**Stated exercise**
Below are some records. Say how many of their lines include the string "reasoning", giving only the number.

━━━━━━━━━━━━━━━━

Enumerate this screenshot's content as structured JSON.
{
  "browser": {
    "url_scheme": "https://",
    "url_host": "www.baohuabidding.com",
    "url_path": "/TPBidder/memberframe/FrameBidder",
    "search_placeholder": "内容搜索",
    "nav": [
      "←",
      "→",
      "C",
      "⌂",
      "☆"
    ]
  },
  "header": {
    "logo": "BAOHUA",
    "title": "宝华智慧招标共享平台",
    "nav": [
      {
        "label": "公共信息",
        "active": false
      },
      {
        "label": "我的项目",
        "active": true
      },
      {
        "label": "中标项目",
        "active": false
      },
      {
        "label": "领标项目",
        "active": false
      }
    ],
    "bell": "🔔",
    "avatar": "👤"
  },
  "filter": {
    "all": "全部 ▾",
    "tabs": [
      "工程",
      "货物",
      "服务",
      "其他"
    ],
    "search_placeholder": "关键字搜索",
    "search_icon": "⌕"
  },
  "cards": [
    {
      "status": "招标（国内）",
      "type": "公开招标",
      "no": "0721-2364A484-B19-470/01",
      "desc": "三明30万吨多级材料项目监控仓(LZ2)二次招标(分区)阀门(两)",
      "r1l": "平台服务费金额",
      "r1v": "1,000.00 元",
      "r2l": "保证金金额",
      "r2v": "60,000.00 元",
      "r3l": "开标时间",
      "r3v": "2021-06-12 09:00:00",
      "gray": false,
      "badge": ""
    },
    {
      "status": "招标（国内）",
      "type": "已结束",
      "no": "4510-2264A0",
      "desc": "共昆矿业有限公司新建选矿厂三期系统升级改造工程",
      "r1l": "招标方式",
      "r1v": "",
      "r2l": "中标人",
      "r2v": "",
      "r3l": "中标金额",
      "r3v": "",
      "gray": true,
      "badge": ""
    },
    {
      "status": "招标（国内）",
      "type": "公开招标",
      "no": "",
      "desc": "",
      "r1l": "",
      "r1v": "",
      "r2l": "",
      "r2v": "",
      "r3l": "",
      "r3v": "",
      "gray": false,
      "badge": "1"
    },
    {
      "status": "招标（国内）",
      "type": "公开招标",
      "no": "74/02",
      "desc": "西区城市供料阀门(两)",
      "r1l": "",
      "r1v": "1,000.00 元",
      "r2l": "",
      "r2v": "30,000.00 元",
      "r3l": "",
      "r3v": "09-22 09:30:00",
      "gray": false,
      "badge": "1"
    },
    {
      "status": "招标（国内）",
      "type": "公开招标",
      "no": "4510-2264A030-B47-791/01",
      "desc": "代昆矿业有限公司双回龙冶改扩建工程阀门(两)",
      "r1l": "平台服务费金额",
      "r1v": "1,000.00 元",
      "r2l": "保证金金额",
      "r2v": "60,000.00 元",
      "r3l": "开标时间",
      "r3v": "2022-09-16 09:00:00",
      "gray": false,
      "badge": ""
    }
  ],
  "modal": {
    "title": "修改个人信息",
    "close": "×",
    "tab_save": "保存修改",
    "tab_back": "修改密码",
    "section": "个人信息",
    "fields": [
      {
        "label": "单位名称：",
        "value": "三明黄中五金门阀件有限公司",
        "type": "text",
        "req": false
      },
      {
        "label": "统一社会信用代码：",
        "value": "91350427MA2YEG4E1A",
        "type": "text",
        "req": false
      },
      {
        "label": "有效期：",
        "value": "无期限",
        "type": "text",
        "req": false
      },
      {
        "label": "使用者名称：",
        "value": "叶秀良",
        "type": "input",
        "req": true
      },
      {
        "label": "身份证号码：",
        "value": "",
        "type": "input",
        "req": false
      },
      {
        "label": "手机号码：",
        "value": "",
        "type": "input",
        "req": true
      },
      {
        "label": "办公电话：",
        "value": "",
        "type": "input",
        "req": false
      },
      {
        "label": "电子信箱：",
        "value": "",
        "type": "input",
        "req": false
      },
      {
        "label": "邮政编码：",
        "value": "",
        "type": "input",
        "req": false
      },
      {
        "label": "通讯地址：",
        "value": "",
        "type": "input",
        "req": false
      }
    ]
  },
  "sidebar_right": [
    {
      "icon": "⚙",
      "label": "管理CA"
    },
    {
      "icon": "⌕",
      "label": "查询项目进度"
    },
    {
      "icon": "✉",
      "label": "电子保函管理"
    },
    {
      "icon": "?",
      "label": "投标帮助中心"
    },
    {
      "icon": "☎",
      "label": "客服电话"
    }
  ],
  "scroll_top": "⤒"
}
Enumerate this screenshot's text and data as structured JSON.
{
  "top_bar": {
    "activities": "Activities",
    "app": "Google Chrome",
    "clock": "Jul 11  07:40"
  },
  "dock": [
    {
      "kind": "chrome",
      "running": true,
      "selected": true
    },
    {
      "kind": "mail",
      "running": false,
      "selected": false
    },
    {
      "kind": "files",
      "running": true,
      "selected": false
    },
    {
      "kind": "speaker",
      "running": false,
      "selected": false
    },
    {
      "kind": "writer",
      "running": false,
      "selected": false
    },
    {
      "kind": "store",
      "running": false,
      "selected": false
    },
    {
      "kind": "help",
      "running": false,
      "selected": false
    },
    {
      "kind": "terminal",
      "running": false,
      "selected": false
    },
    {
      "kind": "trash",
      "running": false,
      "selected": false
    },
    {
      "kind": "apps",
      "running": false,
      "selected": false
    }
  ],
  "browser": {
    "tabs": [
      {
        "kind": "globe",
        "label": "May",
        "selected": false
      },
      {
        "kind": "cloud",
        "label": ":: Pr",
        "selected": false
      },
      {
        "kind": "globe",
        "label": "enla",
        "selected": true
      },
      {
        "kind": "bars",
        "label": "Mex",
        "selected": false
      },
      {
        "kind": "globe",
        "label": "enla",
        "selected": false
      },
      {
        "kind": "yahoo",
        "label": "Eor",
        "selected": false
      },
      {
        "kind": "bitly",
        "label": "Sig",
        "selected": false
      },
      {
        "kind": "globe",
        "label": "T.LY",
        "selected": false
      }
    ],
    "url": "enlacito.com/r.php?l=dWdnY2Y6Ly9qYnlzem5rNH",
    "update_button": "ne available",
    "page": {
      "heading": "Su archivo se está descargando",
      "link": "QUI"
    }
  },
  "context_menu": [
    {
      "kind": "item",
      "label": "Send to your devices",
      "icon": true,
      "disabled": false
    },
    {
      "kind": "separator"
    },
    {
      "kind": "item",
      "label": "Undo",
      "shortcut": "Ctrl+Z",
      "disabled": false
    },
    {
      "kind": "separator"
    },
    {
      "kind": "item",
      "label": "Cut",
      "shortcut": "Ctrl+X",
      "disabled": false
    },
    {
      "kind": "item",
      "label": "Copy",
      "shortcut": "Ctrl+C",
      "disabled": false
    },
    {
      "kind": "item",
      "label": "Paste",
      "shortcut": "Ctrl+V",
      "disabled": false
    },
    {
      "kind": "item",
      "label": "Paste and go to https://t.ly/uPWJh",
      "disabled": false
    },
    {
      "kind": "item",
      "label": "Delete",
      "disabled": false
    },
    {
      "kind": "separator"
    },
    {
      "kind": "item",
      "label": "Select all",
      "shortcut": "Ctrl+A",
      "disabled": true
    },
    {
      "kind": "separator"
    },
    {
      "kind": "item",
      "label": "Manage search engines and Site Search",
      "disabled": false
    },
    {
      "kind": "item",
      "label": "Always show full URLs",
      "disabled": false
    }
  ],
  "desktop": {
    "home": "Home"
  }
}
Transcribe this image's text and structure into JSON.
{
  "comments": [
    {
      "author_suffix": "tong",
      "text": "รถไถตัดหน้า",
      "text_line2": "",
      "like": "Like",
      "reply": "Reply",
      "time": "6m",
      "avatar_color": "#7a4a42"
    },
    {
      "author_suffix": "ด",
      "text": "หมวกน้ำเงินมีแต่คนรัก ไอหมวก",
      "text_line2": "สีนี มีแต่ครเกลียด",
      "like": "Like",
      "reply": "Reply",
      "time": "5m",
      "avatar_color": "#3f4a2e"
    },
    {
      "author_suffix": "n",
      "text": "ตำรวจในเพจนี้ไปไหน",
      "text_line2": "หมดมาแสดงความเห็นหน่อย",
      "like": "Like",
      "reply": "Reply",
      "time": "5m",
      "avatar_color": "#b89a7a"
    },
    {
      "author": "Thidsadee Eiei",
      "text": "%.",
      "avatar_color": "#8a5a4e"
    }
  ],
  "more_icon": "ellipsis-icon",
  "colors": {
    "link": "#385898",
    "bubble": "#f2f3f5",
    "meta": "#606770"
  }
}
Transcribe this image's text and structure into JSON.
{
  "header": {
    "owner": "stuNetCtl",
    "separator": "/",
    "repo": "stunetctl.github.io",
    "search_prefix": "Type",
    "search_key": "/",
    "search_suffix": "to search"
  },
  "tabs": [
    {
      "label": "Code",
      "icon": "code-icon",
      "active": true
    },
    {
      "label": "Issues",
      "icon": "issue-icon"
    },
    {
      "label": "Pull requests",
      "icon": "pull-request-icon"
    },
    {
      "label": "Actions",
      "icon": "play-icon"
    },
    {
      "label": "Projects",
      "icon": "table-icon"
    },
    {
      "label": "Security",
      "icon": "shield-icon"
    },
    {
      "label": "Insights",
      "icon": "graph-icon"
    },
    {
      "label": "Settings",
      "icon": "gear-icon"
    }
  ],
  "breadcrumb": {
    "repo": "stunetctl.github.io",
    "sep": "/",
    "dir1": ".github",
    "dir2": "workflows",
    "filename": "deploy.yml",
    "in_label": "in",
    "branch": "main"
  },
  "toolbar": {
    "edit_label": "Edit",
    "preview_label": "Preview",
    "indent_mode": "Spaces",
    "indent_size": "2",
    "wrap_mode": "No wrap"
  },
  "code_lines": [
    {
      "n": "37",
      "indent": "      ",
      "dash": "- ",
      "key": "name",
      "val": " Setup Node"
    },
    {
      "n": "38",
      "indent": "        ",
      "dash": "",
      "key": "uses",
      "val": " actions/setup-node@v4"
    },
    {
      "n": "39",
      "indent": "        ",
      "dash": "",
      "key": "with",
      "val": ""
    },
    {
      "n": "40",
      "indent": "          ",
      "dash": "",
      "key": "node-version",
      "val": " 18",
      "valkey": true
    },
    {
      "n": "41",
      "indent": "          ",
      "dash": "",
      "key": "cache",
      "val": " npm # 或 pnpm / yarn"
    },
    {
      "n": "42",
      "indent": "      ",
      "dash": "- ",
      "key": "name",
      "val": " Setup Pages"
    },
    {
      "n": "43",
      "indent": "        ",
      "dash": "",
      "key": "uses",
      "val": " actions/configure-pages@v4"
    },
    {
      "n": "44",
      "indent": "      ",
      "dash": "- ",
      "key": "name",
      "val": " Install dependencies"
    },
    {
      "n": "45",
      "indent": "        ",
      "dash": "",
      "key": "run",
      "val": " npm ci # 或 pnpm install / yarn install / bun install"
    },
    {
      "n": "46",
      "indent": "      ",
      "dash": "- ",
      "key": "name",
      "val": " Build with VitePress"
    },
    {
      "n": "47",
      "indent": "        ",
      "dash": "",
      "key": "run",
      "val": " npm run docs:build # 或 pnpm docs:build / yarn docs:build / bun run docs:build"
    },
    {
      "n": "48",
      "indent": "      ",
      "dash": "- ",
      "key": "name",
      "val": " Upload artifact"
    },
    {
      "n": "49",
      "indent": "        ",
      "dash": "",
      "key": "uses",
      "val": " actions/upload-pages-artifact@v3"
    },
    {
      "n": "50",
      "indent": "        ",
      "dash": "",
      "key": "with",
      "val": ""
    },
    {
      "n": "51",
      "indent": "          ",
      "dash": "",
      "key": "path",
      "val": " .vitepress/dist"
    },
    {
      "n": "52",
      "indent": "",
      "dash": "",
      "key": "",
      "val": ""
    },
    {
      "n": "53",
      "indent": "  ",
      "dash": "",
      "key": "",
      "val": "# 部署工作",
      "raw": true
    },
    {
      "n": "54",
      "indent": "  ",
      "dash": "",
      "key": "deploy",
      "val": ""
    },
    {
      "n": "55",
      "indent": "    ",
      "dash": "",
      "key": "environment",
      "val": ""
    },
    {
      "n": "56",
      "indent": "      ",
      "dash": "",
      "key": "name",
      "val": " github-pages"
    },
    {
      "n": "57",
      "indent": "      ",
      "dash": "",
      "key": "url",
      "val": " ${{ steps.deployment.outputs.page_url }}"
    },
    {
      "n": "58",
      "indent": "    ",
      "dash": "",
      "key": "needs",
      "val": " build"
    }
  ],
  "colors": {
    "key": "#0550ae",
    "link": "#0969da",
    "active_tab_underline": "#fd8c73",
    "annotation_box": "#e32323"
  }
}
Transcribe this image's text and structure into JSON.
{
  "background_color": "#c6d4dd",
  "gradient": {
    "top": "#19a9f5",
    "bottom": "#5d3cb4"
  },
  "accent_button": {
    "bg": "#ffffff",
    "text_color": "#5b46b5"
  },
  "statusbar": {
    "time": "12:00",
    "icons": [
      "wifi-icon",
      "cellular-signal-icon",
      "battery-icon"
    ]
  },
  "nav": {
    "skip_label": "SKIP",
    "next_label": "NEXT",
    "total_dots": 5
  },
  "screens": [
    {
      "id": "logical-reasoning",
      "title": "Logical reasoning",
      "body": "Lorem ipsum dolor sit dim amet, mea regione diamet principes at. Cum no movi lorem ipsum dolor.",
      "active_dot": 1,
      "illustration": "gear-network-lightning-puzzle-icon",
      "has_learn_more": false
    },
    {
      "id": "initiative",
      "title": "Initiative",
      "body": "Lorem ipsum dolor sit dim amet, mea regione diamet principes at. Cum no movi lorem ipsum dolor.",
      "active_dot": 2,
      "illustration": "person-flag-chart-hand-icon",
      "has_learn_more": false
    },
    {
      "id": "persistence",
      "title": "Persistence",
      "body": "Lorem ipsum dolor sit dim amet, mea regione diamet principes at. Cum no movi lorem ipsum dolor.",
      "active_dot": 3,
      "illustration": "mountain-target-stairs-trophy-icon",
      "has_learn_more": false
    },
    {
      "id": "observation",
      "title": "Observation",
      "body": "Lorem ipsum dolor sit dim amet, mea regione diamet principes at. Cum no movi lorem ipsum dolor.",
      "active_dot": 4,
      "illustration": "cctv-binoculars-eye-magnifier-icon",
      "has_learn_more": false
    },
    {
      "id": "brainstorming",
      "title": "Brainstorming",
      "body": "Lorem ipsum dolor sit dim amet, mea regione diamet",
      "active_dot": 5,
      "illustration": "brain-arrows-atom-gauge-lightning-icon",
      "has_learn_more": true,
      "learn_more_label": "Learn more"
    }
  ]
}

━━━━━━━━━━━━━━━━

**Result of the exercise**
2